[BEGIN The records]

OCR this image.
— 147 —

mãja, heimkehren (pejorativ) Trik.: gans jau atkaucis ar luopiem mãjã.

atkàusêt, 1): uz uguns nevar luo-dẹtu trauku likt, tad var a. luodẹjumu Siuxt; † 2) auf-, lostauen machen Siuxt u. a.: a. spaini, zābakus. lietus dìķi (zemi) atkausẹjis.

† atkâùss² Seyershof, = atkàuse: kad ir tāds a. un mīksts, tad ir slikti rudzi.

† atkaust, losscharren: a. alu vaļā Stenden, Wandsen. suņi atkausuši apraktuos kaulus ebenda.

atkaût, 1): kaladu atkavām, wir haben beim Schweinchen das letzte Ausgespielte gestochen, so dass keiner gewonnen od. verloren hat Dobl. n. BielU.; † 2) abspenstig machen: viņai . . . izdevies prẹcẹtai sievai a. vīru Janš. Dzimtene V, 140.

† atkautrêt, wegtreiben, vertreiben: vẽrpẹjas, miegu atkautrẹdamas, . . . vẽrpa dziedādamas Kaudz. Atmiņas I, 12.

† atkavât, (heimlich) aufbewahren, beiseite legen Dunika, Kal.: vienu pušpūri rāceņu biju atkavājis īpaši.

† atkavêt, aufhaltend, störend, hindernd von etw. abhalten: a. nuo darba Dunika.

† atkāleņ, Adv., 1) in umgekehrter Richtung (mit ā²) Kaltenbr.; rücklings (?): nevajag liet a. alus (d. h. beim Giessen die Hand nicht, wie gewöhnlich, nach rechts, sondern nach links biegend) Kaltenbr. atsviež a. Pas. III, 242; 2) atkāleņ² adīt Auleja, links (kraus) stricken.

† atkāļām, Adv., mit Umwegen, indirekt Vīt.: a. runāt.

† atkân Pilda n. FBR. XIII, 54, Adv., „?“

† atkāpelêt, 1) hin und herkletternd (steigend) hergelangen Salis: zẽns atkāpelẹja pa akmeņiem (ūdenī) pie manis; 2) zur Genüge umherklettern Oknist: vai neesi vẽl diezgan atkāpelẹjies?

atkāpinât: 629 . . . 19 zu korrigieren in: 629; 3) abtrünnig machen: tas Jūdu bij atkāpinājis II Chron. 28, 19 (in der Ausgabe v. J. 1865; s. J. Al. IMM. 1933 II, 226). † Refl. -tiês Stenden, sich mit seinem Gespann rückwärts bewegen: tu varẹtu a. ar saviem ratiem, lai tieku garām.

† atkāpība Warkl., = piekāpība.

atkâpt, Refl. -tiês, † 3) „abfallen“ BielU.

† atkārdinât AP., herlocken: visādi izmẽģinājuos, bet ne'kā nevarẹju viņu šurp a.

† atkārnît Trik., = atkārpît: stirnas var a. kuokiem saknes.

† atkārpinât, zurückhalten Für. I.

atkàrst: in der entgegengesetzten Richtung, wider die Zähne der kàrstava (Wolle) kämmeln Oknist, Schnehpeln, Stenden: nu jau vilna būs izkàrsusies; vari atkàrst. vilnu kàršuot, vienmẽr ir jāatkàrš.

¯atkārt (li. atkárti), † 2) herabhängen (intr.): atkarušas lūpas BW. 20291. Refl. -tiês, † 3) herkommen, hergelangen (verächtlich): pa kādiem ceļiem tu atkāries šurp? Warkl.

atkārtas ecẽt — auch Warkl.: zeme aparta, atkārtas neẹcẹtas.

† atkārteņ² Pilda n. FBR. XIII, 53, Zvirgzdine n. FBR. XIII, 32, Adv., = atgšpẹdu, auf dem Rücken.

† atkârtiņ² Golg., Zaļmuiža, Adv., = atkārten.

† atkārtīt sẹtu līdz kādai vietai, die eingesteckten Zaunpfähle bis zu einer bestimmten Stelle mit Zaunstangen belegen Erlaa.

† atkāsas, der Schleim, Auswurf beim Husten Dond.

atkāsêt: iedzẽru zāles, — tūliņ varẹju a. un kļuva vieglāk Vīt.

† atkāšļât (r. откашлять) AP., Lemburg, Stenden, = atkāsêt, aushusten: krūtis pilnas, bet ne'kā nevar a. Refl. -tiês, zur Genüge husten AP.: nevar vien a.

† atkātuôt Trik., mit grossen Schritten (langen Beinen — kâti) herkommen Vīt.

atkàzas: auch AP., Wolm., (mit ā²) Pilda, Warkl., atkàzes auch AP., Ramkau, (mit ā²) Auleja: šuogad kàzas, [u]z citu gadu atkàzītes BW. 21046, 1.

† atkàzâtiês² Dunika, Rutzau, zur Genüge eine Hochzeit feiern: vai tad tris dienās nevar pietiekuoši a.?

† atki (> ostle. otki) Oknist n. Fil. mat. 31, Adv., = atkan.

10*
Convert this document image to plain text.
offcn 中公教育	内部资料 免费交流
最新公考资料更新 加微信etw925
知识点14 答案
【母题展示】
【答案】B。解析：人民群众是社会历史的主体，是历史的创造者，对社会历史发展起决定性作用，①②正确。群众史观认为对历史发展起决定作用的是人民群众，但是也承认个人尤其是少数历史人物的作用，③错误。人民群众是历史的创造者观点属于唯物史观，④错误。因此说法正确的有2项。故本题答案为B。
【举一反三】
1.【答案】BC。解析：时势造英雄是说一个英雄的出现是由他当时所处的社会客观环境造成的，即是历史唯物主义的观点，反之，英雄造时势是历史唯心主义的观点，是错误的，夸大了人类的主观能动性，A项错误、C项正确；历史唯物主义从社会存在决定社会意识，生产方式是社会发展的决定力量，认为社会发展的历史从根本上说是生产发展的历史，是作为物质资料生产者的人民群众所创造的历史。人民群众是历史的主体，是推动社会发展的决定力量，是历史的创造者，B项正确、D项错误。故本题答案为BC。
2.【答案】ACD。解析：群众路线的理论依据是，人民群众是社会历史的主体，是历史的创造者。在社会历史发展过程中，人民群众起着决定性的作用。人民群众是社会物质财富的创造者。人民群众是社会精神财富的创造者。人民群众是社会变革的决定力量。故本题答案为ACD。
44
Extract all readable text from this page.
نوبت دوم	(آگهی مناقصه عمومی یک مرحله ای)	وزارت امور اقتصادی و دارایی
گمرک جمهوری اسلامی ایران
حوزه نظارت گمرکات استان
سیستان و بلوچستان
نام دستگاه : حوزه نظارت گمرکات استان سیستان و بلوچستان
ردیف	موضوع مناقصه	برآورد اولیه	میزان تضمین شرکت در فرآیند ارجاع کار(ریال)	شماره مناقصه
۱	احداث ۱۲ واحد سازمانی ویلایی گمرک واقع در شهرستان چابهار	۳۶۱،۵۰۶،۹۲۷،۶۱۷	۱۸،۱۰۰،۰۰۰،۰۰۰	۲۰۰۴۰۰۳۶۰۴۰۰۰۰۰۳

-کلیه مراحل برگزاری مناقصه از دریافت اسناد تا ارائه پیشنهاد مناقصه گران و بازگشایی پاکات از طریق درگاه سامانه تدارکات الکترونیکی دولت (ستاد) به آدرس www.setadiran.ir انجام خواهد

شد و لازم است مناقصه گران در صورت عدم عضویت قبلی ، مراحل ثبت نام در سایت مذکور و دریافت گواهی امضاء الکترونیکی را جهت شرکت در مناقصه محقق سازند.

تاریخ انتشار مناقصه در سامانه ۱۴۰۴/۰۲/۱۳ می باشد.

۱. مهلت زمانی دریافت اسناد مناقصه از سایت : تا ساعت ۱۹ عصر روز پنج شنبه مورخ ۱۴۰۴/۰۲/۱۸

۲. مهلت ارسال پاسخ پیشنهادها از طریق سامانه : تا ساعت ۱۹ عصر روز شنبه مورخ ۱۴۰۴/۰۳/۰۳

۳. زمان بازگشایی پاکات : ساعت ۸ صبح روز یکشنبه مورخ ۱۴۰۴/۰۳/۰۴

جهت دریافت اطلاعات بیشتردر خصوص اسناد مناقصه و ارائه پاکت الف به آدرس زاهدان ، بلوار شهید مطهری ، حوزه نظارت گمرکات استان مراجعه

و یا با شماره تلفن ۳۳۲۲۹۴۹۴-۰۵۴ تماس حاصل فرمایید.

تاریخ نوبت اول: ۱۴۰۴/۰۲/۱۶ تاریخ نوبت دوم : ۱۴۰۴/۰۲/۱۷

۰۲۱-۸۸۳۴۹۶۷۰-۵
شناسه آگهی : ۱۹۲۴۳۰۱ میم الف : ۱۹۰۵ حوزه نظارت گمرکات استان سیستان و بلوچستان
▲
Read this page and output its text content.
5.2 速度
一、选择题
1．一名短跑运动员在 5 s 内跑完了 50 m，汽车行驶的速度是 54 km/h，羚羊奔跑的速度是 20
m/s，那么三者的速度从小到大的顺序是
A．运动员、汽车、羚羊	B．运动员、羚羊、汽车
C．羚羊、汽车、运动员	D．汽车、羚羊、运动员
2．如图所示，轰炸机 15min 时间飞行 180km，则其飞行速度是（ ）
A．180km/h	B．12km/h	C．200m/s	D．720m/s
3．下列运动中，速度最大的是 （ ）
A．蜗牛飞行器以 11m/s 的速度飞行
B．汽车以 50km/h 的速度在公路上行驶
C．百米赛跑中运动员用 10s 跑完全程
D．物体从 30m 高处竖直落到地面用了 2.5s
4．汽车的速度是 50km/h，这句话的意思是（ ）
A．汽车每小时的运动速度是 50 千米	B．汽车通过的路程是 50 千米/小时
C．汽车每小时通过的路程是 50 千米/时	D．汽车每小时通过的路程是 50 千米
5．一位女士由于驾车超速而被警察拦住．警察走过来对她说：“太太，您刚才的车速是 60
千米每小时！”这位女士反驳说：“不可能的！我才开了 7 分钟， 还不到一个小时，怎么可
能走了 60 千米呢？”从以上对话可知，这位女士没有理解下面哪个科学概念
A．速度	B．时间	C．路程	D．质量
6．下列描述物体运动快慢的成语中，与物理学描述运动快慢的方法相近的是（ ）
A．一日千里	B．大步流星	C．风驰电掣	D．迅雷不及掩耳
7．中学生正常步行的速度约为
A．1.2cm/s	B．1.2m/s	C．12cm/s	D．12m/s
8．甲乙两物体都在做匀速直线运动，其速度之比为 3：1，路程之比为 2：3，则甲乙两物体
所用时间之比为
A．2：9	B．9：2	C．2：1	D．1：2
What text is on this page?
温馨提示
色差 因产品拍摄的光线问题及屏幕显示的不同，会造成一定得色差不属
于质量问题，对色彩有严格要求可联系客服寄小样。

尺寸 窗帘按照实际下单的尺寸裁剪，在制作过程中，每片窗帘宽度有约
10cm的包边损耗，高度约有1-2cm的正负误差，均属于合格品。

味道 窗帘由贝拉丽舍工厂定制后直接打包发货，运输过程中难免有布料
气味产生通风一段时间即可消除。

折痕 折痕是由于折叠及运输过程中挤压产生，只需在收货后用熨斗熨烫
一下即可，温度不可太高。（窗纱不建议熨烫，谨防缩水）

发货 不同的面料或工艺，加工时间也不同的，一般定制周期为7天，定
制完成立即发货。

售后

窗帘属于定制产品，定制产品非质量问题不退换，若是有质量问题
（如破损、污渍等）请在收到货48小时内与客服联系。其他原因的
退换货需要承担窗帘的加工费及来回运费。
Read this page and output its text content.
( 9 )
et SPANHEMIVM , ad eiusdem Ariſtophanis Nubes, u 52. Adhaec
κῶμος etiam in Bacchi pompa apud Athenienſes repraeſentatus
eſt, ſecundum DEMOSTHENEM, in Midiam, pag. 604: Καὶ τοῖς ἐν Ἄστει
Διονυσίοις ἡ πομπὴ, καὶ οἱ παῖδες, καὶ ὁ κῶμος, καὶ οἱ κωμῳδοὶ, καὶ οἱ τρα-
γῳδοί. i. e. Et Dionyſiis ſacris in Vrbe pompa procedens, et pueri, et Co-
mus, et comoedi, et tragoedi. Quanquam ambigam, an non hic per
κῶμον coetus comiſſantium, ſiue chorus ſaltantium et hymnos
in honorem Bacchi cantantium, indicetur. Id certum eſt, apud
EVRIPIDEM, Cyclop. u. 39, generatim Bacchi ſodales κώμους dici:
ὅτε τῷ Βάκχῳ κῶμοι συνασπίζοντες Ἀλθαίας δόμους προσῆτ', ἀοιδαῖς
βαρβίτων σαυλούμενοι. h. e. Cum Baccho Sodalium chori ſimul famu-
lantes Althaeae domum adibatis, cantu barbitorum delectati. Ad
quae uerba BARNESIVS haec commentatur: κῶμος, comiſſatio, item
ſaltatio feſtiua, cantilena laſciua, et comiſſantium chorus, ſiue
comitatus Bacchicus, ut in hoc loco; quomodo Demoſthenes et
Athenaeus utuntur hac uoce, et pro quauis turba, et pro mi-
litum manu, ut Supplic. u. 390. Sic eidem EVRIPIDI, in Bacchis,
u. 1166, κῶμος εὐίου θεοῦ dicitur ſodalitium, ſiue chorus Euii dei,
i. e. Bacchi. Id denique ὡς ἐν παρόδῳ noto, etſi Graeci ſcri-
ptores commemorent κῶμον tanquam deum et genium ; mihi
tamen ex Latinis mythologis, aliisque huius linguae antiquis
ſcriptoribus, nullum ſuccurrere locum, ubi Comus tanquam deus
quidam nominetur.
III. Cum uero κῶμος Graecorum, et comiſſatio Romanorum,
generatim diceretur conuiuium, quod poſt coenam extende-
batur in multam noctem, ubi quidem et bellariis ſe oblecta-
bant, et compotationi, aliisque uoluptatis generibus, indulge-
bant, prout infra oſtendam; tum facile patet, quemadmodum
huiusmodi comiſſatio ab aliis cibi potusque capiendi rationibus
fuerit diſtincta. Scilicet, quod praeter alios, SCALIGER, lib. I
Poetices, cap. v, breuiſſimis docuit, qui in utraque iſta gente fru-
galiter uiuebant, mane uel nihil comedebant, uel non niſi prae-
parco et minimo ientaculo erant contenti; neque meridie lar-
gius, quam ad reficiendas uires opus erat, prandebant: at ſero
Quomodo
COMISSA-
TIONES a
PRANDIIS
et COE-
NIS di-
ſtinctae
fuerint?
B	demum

[END The records]

◆ **Directions**
Search the records for the word "tanquam" and copy every line where it occurs.

◆ **Response to the exercise**
ptores commemorent κῶμον tanquam deum et genium ; mihi
ſcriptoribus, nullum ſuccurrere locum, ubi Comus tanquam deus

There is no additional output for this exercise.